[Start of Exercise inputs]

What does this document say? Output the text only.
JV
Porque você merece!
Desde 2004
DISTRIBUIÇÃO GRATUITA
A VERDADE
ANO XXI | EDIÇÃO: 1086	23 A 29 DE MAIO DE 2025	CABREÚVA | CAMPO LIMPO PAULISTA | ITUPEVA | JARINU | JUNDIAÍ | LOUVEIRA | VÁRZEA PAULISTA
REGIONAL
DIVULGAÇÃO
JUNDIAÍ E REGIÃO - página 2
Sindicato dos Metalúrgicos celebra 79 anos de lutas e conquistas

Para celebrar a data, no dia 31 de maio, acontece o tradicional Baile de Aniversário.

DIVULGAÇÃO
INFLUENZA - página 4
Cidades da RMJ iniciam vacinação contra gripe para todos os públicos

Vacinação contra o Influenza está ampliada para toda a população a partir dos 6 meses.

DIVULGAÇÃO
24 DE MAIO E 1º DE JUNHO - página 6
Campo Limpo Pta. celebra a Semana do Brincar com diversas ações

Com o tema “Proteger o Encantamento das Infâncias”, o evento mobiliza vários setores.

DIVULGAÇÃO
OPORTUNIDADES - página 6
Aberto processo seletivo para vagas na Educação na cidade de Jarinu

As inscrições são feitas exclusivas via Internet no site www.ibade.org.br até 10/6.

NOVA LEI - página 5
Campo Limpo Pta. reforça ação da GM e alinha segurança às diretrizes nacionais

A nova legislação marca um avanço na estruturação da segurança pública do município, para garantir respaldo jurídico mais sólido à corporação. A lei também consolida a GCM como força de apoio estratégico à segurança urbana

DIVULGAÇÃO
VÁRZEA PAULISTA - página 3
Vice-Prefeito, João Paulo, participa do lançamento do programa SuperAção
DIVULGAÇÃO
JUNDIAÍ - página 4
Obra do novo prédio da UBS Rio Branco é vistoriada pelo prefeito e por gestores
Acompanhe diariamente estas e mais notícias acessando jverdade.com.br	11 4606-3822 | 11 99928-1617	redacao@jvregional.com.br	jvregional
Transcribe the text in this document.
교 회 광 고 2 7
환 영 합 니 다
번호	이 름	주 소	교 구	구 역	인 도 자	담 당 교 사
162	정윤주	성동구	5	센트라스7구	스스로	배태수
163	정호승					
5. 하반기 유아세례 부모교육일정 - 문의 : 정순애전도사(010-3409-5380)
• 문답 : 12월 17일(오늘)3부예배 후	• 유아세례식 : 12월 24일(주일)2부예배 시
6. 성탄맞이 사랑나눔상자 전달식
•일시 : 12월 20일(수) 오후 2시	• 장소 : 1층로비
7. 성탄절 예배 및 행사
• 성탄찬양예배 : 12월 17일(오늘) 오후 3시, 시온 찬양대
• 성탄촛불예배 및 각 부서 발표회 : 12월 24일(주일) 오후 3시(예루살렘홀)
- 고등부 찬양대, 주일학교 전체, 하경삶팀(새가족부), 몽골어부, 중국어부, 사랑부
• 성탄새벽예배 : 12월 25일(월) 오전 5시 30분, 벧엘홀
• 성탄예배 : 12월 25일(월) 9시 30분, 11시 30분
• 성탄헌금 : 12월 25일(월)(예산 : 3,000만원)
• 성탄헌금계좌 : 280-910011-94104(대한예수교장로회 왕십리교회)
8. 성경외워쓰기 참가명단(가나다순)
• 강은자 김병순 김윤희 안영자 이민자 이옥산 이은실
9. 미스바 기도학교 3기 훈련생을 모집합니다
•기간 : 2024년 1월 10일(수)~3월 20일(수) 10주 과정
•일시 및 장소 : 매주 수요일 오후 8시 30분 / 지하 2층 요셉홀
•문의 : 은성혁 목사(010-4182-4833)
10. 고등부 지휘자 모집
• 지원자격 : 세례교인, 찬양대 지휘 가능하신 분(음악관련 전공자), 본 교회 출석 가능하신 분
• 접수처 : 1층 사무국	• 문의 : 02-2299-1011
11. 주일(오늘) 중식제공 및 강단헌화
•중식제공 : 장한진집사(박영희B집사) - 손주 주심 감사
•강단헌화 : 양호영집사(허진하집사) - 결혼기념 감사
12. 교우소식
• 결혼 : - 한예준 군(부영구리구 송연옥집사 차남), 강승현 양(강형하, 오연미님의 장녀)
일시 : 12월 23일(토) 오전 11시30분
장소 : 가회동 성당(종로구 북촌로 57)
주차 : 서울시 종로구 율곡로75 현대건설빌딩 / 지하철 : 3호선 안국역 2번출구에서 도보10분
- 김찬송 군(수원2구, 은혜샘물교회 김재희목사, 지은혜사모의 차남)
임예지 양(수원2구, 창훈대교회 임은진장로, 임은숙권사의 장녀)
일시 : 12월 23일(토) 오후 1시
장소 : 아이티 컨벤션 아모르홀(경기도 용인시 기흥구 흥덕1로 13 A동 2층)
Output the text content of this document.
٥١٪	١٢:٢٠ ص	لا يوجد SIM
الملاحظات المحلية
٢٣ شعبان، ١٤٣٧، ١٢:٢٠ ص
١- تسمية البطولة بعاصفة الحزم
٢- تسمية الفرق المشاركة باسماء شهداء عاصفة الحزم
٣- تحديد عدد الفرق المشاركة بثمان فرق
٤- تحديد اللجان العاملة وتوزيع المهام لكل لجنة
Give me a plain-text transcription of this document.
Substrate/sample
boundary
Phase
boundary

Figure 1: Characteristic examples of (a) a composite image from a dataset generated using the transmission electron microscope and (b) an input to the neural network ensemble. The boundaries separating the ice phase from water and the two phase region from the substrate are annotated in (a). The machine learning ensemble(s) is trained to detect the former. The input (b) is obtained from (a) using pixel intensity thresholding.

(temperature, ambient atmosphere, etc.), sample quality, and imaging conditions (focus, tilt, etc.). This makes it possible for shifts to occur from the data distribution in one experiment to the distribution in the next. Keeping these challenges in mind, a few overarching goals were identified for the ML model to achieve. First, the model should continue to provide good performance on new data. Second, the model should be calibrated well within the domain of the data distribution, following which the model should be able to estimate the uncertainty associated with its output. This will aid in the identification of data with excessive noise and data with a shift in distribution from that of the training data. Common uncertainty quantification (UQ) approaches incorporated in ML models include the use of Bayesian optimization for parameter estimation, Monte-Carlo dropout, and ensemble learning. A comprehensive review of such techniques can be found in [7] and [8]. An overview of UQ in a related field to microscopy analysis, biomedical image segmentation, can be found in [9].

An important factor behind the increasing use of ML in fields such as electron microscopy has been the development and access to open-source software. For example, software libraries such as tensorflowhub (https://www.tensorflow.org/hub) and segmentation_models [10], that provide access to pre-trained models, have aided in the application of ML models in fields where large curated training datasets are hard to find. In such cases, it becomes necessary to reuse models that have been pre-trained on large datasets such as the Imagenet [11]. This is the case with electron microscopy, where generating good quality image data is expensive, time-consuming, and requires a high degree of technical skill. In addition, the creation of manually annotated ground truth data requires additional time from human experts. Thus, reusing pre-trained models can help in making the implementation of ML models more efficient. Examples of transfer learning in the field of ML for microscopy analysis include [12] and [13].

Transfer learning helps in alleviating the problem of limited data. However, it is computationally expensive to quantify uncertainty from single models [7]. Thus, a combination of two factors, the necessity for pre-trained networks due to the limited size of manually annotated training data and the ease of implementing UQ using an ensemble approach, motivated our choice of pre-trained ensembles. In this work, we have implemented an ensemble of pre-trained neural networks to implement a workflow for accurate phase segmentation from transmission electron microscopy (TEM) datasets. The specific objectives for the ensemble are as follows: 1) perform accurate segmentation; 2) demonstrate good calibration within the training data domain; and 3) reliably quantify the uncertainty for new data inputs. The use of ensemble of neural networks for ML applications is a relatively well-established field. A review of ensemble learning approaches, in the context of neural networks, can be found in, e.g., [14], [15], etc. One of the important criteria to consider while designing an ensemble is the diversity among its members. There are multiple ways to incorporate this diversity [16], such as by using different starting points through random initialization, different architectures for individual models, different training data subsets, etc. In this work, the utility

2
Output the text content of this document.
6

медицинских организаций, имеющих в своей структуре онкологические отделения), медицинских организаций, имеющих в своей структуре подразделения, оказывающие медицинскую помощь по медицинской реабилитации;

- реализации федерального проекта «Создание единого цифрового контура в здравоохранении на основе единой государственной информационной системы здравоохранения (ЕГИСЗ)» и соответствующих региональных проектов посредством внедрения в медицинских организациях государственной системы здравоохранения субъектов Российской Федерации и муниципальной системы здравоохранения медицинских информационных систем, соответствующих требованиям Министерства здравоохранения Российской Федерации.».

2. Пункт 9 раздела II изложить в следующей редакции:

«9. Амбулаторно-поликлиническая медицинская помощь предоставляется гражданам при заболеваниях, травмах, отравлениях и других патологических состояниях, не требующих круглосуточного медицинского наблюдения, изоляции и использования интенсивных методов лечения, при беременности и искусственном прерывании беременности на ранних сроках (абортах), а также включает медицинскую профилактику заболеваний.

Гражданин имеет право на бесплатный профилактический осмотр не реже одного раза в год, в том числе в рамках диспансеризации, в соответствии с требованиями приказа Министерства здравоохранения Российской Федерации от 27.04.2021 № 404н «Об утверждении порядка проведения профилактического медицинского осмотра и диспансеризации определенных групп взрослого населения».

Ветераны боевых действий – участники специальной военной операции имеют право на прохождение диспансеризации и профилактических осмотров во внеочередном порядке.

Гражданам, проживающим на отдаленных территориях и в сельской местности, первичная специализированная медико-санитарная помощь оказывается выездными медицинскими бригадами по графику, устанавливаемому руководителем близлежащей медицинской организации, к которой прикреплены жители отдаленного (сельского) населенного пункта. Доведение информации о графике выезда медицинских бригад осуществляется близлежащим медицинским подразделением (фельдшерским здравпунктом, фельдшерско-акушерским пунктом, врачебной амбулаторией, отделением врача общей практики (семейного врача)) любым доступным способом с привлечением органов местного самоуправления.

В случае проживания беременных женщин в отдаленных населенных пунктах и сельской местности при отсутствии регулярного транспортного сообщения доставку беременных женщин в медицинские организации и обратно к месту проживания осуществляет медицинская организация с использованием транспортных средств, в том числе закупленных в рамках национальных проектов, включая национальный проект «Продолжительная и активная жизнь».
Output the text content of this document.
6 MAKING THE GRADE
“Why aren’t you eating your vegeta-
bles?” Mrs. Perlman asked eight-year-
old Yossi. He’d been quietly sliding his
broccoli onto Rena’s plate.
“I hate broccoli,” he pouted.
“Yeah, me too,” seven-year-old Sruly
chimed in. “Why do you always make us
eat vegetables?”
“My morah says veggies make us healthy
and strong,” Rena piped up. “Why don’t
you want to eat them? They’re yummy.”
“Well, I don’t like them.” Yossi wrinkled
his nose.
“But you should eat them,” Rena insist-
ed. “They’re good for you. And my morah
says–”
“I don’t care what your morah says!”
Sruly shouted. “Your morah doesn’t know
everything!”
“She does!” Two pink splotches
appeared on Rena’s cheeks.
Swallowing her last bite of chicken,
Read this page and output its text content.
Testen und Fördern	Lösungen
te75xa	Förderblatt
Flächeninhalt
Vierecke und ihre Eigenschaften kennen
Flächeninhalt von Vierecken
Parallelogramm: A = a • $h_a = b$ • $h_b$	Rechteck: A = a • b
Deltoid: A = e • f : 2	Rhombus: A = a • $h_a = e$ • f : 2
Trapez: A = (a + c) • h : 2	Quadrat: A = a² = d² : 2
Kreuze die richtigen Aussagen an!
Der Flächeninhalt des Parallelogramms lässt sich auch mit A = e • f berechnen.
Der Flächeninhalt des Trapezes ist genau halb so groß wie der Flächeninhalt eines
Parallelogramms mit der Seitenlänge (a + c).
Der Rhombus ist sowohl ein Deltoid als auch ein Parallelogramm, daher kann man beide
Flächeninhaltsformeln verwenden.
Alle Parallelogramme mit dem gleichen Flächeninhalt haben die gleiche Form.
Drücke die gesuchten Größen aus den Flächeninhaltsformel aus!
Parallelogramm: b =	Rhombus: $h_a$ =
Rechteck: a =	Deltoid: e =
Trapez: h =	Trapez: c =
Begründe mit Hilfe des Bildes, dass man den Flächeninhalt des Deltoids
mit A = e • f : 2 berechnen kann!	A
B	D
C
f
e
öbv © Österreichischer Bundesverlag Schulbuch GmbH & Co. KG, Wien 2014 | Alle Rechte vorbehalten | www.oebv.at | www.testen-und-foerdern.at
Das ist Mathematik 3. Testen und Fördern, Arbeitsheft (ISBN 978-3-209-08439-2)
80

[End of Exercise inputs]

**Task:** Tally up the lines in the records containing the word "Rhombus", then give the count and nothing else.

**Solution to this exercise:** 3